Gather all lines in the data that hold the string "desc".

Stored rows -

## Start

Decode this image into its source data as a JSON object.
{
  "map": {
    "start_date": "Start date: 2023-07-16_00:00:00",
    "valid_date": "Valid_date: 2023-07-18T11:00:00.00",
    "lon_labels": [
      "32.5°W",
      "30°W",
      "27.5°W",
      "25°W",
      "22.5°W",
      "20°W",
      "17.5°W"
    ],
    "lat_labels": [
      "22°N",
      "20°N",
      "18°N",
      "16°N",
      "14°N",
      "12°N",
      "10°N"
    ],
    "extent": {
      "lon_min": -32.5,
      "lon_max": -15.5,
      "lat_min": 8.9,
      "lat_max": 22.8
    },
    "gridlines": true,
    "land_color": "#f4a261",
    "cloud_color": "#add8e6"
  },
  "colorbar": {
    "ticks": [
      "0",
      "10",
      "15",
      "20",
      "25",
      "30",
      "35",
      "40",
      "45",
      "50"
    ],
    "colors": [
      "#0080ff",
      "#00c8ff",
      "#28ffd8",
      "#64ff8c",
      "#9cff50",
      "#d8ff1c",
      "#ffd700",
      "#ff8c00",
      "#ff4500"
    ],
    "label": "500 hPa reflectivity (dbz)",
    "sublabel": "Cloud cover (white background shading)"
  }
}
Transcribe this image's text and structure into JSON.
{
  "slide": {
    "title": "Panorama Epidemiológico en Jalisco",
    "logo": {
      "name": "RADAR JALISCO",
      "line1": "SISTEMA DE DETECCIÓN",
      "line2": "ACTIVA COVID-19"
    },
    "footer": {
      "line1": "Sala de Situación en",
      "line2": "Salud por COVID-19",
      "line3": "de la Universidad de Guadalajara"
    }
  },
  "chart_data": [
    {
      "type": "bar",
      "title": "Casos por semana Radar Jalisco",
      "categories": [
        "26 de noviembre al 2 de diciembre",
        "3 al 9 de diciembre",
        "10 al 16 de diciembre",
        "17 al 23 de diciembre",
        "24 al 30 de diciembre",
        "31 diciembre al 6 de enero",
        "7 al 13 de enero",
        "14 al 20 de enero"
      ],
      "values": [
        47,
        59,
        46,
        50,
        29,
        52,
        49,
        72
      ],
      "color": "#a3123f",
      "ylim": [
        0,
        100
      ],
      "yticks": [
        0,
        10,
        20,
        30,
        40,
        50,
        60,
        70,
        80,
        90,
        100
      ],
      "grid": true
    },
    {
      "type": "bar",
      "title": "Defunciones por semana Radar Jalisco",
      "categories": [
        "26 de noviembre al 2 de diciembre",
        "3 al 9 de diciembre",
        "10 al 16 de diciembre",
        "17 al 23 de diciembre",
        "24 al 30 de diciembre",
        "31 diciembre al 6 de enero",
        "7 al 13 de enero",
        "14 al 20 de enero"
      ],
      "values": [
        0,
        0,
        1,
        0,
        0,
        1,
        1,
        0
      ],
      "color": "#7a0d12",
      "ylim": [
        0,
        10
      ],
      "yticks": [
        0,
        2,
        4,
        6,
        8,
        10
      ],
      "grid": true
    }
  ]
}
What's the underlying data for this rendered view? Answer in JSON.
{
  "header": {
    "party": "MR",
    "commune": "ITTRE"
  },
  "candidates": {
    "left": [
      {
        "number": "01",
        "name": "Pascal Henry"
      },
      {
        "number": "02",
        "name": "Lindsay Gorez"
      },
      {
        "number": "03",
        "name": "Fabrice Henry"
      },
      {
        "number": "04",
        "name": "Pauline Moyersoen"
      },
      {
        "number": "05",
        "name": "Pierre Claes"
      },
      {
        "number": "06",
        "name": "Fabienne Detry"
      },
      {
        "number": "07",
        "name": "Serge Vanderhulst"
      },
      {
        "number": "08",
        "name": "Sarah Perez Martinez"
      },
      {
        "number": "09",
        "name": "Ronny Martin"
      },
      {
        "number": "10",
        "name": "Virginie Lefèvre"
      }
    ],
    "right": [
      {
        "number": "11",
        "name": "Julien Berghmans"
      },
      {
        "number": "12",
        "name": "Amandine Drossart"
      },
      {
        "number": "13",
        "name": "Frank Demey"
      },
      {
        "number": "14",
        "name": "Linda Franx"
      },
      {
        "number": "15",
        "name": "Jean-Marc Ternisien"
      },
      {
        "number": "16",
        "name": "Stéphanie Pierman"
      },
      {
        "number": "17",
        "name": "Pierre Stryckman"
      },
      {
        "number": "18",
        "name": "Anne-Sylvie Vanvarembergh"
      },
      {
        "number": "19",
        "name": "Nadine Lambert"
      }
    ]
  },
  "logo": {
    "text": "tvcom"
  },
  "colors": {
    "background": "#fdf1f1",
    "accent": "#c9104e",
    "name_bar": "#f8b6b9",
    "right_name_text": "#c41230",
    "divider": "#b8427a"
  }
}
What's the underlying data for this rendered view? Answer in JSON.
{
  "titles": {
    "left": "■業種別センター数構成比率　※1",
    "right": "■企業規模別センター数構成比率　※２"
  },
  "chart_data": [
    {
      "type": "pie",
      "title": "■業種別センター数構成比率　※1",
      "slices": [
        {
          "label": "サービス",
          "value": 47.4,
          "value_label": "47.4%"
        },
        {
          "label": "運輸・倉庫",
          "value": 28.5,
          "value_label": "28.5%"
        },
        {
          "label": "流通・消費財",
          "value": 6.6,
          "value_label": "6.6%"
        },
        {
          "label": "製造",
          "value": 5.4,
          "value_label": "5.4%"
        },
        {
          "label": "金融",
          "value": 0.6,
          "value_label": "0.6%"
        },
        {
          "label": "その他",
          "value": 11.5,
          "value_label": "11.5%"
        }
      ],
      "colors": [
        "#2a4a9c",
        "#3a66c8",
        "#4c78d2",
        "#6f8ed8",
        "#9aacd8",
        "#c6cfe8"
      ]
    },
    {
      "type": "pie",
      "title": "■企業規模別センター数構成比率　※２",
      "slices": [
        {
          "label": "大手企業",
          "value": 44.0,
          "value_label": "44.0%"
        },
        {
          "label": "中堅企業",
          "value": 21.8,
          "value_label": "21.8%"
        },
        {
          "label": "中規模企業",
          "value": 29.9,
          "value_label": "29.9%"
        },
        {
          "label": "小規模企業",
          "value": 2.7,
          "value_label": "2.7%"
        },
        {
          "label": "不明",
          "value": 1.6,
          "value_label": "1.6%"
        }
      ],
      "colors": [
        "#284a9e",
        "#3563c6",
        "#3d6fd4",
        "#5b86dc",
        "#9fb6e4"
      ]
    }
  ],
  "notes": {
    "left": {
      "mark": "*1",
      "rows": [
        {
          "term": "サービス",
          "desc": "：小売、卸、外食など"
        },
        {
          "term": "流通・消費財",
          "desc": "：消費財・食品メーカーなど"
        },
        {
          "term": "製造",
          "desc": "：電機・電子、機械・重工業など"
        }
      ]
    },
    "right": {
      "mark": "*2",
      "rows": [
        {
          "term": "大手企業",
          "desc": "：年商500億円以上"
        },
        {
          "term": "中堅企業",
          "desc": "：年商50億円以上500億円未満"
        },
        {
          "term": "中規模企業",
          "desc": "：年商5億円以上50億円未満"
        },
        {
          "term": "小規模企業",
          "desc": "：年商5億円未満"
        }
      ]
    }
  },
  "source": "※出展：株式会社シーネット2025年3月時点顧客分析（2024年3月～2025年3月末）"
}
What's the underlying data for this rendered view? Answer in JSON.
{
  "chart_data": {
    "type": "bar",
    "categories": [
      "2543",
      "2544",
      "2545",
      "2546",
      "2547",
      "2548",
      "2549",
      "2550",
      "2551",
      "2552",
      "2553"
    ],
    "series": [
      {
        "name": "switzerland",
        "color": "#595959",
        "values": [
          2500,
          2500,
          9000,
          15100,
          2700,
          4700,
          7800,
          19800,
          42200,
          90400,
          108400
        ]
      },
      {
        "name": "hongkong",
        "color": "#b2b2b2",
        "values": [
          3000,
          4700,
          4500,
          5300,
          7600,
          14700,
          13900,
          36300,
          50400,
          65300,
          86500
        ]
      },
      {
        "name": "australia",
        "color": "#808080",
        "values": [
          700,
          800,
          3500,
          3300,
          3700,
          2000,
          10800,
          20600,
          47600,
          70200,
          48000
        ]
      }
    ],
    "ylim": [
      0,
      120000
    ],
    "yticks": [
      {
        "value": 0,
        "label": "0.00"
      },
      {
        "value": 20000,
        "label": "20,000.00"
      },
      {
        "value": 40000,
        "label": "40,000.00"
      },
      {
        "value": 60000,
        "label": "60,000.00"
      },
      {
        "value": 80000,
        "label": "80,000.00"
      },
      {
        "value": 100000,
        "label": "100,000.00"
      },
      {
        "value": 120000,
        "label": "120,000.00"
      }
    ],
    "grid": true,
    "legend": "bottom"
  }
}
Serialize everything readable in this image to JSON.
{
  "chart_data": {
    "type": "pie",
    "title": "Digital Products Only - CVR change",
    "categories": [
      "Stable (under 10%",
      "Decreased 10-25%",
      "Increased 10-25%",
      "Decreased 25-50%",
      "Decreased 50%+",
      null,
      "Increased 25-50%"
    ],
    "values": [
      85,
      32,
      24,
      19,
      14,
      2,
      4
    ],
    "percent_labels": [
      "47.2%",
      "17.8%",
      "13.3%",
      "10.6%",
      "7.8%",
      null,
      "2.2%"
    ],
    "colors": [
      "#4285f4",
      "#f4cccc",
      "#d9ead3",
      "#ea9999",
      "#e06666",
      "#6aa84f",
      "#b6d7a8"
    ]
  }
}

## End

Exercise output -
          "desc": "：小売、卸、外食など"
          "desc": "：消費財・食品メーカーなど"
          "desc": "：電機・電子、機械・重工業など"
          "desc": "：年商500億円以上"
          "desc": "：年商50億円以上500億円未満"
          "desc": "：年商5億円以上50億円未満"
          "desc": "：年商5億円未満"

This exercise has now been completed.